GOAL: Each entry has to be copied exactly, with nothing missed.

GIVEN DATA:
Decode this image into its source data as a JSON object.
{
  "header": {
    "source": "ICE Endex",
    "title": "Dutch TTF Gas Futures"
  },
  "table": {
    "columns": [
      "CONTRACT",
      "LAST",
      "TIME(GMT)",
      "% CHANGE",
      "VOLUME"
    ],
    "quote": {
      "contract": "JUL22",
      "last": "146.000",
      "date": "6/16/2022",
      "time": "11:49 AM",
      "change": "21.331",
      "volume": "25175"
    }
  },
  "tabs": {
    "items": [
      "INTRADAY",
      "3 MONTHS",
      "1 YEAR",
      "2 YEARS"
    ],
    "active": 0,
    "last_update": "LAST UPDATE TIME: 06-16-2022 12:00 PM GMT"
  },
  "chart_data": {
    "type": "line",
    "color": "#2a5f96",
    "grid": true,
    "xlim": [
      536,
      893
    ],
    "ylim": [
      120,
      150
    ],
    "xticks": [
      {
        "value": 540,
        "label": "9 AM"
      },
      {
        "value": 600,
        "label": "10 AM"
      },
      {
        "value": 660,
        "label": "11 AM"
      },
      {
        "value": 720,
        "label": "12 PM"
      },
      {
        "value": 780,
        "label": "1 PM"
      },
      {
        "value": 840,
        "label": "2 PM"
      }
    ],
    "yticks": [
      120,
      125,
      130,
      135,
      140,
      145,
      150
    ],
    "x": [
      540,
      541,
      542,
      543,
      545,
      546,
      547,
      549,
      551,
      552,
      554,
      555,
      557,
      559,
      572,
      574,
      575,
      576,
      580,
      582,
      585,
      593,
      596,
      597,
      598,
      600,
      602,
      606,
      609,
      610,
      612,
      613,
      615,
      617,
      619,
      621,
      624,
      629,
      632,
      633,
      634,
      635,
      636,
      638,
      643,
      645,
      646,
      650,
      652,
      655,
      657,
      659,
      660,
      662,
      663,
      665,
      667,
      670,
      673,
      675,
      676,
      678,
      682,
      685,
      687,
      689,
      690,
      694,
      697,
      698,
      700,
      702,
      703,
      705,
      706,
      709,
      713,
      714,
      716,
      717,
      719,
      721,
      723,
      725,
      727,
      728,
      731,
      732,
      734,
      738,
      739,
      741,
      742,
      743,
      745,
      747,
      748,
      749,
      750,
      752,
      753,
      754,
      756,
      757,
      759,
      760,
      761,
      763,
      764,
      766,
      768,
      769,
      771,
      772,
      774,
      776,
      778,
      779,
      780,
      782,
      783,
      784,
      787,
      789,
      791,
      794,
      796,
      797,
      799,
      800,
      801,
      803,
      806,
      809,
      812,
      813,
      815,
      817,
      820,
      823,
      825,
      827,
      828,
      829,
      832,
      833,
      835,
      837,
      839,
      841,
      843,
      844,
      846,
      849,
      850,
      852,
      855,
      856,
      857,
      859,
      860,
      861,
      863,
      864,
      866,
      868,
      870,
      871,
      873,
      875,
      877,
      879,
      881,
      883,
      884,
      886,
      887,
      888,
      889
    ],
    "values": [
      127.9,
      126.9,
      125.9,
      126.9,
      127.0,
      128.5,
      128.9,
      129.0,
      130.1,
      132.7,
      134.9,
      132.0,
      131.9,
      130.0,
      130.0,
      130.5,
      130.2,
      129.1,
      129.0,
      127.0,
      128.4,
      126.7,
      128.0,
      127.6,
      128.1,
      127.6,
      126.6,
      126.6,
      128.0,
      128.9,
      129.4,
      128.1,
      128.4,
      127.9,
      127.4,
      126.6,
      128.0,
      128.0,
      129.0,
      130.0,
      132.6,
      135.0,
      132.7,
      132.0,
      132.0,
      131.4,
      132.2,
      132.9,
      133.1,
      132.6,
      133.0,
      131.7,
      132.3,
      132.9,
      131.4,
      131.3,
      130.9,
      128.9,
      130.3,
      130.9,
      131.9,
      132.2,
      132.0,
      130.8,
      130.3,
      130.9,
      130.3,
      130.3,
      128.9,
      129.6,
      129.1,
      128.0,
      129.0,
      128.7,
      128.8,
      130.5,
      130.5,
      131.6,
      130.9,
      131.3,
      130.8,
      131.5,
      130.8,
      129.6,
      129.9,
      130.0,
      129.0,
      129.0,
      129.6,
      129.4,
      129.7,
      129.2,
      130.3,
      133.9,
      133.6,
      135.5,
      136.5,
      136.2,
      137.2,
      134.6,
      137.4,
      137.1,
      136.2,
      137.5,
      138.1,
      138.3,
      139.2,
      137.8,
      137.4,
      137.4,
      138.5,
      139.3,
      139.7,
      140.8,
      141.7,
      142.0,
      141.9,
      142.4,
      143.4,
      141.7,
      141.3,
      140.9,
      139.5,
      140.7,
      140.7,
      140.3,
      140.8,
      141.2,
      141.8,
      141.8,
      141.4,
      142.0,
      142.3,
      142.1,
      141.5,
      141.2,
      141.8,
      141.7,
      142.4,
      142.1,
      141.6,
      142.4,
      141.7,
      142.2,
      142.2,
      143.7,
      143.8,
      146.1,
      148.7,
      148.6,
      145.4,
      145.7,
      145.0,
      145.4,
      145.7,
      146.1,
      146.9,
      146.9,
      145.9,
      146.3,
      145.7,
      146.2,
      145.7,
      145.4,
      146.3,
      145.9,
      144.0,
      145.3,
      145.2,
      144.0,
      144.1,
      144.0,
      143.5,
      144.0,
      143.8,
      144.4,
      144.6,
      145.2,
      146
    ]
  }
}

EXERCISE OUTPUT:
Decode this image into its source data as a JSON object.
{
  "header": {
    "source": "ICE Endex",
    "title": "Dutch TTF Gas Futures"
  },
  "table": {
    "columns": [
      "CONTRACT",
      "LAST",
      "TIME(GMT)",
      "% CHANGE",
      "VOLUME"
    ],
    "quote": {
      "contract": "JUL22",
      "last": "146.000",
      "date": "6/16/2022",
      "time": "11:49 AM",
      "change": "21.331",
      "volume": "25175"
    }
  },
  "tabs": {
    "items": [
      "INTRADAY",
      "3 MONTHS",
      "1 YEAR",
      "2 YEARS"
    ],
    "active": 0,
    "last_update": "LAST UPDATE TIME: 06-16-2022 12:00 PM GMT"
  },
  "chart_data": {
    "type": "line",
    "color": "#2a5f96",
    "grid": true,
    "xlim": [
      536,
      893
    ],
    "ylim": [
      120,
      150
    ],
    "xticks": [
      {
        "value": 540,
        "label": "9 AM"
      },
      {
        "value": 600,
        "label": "10 AM"
      },
      {
        "value": 660,
        "label": "11 AM"
      },
      {
        "value": 720,
        "label": "12 PM"
      },
      {
        "value": 780,
        "label": "1 PM"
      },
      {
        "value": 840,
        "label": "2 PM"
      }
    ],
    "yticks": [
      120,
      125,
      130,
      135,
      140,
      145,
      150
    ],
    "x": [
      540,
      541,
      542,
      543,
      545,
      546,
      547,
      549,
      551,
      552,
      554,
      555,
      557,
      559,
      572,
      574,
      575,
      576,
      580,
      582,
      585,
      593,
      596,
      597,
      598,
      600,
      602,
      606,
      609,
      610,
      612,
      613,
      615,
      617,
      619,
      621,
      624,
      629,
      632,
      633,
      634,
      635,
      636,
      638,
      643,
      645,
      646,
      650,
      652,
      655,
      657,
      659,
      660,
      662,
      663,
      665,
      667,
      670,
      673,
      675,
      676,
      678,
      682,
      685,
      687,
      689,
      690,
      694,
      697,
      698,
      700,
      702,
      703,
      705,
      706,
      709,
      713,
      714,
      716,
      717,
      719,
      721,
      723,
      725,
      727,
      728,
      731,
      732,
      734,
      738,
      739,
      741,
      742,
      743,
      745,
      747,
      748,
      749,
      750,
      752,
      753,
      754,
      756,
      757,
      759,
      760,
      761,
      763,
      764,
      766,
      768,
      769,
      771,
      772,
      774,
      776,
      778,
      779,
      780,
      782,
      783,
      784,
      787,
      789,
      791,
      794,
      796,
      797,
      799,
      800,
      801,
      803,
      806,
      809,
      812,
      813,
      815,
      817,
      820,
      823,
      825,
      827,
      828,
      829,
      832,
      833,
      835,
      837,
      839,
      841,
      843,
      844,
      846,
      849,
      850,
      852,
      855,
      856,
      857,
      859,
      860,
      861,
      863,
      864,
      866,
      868,
      870,
      871,
      873,
      875,
      877,
      879,
      881,
      883,
      884,
      886,
      887,
      888,
      889
    ],
    "values": [
      127.9,
      126.9,
      125.9,
      126.9,
      127.0,
      128.5,
      128.9,
      129.0,
      130.1,
      132.7,
      134.9,
      132.0,
      131.9,
      130.0,
      130.0,
      130.5,
      130.2,
      129.1,
      129.0,
      127.0,
      128.4,
      126.7,
      128.0,
      127.6,
      128.1,
      127.6,
      126.6,
      126.6,
      128.0,
      128.9,
      129.4,
      128.1,
      128.4,
      127.9,
      127.4,
      126.6,
      128.0,
      128.0,
      129.0,
      130.0,
      132.6,
      135.0,
      132.7,
      132.0,
      132.0,
      131.4,
      132.2,
      132.9,
      133.1,
      132.6,
      133.0,
      131.7,
      132.3,
      132.9,
      131.4,
      131.3,
      130.9,
      128.9,
      130.3,
      130.9,
      131.9,
      132.2,
      132.0,
      130.8,
      130.3,
      130.9,
      130.3,
      130.3,
      128.9,
      129.6,
      129.1,
      128.0,
      129.0,
      128.7,
      128.8,
      130.5,
      130.5,
      131.6,
      130.9,
      131.3,
      130.8,
      131.5,
      130.8,
      129.6,
      129.9,
      130.0,
      129.0,
      129.0,
      129.6,
      129.4,
      129.7,
      129.2,
      130.3,
      133.9,
      133.6,
      135.5,
      136.5,
      136.2,
      137.2,
      134.6,
      137.4,
      137.1,
      136.2,
      137.5,
      138.1,
      138.3,
      139.2,
      137.8,
      137.4,
      137.4,
      138.5,
      139.3,
      139.7,
      140.8,
      141.7,
      142.0,
      141.9,
      142.4,
      143.4,
      141.7,
      141.3,
      140.9,
      139.5,
      140.7,
      140.7,
      140.3,
      140.8,
      141.2,
      141.8,
      141.8,
      141.4,
      142.0,
      142.3,
      142.1,
      141.5,
      141.2,
      141.8,
      141.7,
      142.4,
      142.1,
      141.6,
      142.4,
      141.7,
      142.2,
      142.2,
      143.7,
      143.8,
      146.1,
      148.7,
      148.6,
      145.4,
      145.7,
      145.0,
      145.4,
      145.7,
      146.1,
      146.9,
      146.9,
      145.9,
      146.3,
      145.7,
      146.2,
      145.7,
      145.4,
      146.3,
      145.9,
      144.0,
      145.3,
      145.2,
      144.0,
      144.1,
      144.0,
      143.5,
      144.0,
      143.8,
      144.4,
      144.6,
      145.2,
      146
    ]
  }
}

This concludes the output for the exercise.